## Objective
Whenever a line contains the string "TASMĀD", copy it out of the entries.

## Material to process
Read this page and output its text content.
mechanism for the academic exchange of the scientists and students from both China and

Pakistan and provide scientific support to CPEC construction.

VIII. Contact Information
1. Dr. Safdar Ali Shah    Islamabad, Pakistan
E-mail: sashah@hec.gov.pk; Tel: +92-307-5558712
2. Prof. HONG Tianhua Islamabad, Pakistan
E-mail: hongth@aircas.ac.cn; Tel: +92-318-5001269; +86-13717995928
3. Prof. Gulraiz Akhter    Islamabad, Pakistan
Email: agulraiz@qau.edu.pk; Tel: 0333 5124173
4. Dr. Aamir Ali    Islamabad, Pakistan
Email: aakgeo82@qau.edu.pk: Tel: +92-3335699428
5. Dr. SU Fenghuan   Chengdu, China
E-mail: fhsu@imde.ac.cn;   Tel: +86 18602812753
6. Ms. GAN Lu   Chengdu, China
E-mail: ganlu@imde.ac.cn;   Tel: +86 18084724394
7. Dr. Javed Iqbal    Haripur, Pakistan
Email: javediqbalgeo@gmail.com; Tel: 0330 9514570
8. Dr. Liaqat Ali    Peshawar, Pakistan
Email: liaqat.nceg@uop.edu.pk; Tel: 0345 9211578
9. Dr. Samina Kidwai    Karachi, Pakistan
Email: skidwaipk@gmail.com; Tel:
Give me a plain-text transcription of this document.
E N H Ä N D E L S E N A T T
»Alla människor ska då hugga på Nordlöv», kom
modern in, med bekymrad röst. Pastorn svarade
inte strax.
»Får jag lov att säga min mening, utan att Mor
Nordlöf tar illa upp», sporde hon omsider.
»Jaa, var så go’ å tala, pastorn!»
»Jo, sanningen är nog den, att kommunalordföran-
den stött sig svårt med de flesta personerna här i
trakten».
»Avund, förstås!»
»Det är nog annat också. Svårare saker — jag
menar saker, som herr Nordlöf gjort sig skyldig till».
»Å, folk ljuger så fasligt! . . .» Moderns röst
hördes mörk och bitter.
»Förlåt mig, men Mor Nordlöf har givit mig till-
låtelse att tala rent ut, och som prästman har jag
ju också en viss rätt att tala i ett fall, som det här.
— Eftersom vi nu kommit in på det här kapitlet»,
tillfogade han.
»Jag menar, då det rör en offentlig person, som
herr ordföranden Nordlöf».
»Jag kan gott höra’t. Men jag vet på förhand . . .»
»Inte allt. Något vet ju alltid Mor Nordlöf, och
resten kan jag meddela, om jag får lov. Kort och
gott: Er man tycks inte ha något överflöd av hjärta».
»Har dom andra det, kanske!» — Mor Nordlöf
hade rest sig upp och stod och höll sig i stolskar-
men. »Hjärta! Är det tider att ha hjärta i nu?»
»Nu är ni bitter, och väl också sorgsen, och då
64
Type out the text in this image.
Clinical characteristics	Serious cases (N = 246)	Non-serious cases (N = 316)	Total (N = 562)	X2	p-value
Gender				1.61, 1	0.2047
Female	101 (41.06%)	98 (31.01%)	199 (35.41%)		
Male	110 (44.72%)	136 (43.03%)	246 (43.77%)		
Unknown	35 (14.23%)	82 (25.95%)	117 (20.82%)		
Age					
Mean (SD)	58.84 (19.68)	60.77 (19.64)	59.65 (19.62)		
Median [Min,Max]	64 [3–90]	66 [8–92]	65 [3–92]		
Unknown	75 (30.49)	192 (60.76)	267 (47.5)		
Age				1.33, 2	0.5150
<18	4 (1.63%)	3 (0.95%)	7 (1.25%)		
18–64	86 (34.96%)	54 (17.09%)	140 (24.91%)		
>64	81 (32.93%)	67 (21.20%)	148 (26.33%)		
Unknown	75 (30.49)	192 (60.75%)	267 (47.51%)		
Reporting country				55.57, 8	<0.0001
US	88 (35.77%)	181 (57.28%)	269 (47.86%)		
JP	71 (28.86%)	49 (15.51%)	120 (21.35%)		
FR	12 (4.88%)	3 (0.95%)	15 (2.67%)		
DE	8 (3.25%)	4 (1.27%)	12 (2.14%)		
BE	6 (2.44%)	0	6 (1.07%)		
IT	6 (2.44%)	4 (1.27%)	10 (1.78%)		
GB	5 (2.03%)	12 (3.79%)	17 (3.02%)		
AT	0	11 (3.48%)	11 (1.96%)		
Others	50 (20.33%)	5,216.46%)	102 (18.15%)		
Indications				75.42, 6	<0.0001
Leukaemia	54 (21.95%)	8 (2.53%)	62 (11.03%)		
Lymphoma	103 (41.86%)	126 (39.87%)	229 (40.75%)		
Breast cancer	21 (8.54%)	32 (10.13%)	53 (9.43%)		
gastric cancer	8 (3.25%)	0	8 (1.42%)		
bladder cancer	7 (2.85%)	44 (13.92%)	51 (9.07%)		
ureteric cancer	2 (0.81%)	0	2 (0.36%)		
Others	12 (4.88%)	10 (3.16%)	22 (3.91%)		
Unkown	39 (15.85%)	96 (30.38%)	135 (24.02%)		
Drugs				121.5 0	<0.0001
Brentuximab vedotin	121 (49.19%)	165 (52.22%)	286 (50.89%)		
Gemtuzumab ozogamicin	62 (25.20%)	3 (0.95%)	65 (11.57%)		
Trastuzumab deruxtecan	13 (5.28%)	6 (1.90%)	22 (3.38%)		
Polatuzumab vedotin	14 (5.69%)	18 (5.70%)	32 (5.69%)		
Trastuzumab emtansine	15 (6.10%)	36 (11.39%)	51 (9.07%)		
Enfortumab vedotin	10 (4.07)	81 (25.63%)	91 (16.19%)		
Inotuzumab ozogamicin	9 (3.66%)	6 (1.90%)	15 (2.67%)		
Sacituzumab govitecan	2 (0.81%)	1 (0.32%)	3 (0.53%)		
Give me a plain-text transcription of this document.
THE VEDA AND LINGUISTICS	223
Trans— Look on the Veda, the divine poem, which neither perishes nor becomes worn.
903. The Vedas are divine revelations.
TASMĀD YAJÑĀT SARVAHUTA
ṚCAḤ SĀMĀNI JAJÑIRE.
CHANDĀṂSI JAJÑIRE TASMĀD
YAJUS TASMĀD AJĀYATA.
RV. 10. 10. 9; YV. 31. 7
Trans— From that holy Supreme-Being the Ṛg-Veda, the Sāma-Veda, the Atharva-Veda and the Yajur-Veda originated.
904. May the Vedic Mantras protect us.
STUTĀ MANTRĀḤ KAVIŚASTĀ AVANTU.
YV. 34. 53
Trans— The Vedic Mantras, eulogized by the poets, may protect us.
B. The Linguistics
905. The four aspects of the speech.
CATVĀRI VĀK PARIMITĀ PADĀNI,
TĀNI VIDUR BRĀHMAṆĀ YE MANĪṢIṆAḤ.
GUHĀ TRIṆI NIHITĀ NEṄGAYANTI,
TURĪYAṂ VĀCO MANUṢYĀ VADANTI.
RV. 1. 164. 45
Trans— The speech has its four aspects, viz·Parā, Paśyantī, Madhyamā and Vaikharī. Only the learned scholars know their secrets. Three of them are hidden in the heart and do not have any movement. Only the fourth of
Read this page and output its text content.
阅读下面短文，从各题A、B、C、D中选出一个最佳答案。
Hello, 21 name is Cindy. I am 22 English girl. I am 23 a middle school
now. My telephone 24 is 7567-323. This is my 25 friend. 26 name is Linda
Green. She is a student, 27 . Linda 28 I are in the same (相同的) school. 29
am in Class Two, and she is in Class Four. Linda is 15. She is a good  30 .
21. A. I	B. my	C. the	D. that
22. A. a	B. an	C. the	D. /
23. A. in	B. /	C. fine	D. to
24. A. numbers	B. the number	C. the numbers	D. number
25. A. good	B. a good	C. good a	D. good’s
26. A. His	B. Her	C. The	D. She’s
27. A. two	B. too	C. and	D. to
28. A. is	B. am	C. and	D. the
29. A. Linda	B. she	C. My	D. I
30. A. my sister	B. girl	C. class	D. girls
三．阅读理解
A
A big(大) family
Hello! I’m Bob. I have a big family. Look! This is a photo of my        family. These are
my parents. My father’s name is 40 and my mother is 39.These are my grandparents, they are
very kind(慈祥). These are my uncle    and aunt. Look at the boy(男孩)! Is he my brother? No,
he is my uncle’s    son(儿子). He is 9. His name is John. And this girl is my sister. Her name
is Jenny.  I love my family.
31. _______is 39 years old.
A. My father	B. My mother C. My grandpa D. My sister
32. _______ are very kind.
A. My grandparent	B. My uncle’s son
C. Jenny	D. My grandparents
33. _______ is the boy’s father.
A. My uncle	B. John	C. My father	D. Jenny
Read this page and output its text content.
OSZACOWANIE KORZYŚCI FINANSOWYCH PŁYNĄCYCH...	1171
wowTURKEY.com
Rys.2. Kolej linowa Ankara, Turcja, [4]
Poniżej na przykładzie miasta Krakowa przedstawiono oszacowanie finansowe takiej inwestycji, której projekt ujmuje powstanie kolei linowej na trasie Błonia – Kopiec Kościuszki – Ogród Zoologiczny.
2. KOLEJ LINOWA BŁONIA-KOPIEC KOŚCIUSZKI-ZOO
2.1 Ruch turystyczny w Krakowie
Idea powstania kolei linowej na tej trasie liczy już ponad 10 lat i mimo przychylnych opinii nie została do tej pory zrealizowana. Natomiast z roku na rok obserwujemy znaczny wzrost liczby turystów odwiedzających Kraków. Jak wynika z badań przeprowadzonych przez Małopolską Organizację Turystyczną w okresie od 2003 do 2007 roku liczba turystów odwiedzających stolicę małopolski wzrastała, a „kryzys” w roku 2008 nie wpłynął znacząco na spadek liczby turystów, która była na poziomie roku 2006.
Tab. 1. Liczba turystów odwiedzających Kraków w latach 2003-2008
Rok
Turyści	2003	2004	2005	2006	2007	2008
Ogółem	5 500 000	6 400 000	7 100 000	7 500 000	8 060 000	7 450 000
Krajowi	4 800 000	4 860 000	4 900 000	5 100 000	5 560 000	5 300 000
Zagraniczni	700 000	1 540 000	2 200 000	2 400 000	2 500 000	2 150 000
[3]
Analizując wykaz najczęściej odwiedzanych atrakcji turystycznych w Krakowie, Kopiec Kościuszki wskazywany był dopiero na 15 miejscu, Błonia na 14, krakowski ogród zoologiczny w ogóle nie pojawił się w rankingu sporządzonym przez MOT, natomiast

## Reply
TASMĀD YAJÑĀT SARVAHUTA
CHANDĀṂSI JAJÑIRE TASMĀD
YAJUS TASMĀD AJĀYATA.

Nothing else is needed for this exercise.